> Problem requirements: Rewrite the data from its first line through the line containing "- slice-label: 36.7%: [285, 322, 328, 339]", replacing "legend-label" with "legend-text" and keeping everything else the same. Give only those lines.

> Data for processing:
▬▬▬
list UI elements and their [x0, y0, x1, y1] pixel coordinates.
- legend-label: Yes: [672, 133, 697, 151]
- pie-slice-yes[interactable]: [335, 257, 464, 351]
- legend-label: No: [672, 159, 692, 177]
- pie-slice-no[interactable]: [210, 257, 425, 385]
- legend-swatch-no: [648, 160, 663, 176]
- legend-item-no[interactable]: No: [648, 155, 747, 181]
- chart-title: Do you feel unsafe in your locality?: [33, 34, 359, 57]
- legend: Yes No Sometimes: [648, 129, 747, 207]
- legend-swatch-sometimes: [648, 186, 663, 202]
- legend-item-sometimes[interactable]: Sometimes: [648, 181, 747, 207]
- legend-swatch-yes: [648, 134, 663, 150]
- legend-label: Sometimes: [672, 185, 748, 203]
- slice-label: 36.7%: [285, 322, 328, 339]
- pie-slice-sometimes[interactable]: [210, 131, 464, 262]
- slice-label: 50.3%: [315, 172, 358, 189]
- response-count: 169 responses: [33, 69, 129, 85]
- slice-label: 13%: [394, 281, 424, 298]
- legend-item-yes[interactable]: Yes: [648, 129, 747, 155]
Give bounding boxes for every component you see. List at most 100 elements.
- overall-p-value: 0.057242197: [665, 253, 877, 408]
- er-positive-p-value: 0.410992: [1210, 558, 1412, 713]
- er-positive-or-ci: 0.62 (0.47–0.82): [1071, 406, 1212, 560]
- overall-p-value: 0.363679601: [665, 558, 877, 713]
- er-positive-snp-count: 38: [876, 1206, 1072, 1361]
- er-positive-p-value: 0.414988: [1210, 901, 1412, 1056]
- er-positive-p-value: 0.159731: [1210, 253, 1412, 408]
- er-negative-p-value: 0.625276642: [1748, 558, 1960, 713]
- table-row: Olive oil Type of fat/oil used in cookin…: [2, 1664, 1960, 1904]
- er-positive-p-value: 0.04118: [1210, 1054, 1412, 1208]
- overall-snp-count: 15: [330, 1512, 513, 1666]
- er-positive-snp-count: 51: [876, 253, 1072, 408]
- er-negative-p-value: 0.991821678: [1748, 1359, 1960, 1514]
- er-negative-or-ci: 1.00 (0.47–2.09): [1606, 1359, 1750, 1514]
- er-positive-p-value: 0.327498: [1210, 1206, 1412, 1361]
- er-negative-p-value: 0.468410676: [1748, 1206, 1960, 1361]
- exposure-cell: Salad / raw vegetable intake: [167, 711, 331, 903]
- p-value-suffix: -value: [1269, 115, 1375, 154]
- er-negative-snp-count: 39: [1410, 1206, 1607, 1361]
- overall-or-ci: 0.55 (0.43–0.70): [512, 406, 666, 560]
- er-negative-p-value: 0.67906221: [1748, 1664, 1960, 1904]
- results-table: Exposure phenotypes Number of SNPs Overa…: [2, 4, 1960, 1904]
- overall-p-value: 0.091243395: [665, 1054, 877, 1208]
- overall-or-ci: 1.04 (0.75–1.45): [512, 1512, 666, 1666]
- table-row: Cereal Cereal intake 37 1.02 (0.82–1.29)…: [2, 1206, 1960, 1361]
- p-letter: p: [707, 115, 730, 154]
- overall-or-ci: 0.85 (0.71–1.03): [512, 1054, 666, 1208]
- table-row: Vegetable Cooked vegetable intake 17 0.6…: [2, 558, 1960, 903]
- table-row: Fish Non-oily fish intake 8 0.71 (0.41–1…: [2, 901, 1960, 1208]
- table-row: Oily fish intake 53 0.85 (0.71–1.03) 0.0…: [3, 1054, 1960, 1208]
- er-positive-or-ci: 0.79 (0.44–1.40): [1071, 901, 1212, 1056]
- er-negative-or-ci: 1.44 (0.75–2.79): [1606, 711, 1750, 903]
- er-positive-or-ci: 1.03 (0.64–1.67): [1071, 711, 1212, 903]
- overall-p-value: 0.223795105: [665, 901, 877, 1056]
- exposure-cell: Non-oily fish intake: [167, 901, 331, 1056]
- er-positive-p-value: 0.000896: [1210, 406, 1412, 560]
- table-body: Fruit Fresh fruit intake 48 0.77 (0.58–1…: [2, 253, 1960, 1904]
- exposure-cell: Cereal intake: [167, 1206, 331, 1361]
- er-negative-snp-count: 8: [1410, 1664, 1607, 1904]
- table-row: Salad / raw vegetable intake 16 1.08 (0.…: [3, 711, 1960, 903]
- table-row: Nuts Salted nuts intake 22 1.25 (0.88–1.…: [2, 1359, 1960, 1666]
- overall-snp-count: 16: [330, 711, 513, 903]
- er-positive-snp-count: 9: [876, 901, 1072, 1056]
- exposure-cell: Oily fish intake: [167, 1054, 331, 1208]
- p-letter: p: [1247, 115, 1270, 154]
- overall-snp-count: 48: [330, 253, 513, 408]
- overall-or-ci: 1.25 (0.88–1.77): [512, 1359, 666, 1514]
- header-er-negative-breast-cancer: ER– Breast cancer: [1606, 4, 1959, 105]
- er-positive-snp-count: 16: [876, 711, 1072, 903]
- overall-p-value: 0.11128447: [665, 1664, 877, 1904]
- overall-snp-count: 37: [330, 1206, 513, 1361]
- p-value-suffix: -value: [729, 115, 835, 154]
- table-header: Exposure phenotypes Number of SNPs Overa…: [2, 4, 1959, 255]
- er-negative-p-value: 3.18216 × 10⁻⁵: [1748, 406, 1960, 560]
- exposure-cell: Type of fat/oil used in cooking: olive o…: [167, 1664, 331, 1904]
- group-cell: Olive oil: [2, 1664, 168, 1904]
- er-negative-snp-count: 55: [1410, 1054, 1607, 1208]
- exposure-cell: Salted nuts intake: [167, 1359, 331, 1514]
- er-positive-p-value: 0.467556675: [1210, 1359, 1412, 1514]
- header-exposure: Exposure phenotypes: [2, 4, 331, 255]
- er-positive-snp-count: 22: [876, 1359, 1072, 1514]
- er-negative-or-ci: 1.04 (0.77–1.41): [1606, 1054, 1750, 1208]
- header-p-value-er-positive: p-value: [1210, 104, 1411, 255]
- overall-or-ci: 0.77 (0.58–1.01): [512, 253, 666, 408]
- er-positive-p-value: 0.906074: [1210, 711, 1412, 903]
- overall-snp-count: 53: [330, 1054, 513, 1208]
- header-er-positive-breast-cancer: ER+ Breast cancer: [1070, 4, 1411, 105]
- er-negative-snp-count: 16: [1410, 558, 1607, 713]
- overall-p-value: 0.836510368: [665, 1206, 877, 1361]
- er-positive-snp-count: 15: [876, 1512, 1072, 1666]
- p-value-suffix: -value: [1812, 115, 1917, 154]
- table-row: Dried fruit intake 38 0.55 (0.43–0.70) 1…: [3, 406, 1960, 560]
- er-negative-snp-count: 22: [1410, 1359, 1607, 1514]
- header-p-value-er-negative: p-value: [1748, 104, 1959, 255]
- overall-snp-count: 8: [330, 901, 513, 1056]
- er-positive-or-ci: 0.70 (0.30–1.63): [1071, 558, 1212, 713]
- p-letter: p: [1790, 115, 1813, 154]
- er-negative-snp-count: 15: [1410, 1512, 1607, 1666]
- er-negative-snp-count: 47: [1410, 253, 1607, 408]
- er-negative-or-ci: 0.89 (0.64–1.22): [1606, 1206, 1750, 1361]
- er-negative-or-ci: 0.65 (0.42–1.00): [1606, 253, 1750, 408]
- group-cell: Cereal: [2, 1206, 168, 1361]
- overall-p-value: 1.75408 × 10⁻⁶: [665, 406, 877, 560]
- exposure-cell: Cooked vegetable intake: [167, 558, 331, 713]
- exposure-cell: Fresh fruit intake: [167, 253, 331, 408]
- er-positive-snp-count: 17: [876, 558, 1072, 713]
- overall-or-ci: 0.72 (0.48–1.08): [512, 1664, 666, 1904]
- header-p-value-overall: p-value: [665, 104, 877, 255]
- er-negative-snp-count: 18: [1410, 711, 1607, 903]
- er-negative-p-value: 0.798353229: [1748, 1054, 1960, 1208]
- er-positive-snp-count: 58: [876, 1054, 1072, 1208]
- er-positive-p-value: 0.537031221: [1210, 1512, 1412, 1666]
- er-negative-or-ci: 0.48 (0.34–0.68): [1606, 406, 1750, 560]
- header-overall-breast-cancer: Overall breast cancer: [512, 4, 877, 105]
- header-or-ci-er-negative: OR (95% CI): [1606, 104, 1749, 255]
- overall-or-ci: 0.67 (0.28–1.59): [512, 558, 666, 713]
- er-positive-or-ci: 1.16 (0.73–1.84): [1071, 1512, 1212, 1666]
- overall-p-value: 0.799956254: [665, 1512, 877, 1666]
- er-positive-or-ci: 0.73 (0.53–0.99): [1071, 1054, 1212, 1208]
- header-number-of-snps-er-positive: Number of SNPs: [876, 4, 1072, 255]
▬▬▬
> Answer in full:
list UI elements and their [x0, y0, x1, y1] pixel coordinates.
- legend-text: Yes: [672, 133, 697, 151]
- pie-slice-yes[interactable]: [335, 257, 464, 351]
- legend-text: No: [672, 159, 692, 177]
- pie-slice-no[interactable]: [210, 257, 425, 385]
- legend-swatch-no: [648, 160, 663, 176]
- legend-item-no[interactable]: No: [648, 155, 747, 181]
- chart-title: Do you feel unsafe in your locality?: [33, 34, 359, 57]
- legend: Yes No Sometimes: [648, 129, 747, 207]
- legend-swatch-sometimes: [648, 186, 663, 202]
- legend-item-sometimes[interactable]: Sometimes: [648, 181, 747, 207]
- legend-swatch-yes: [648, 134, 663, 150]
- legend-text: Sometimes: [672, 185, 748, 203]
- slice-label: 36.7%: [285, 322, 328, 339]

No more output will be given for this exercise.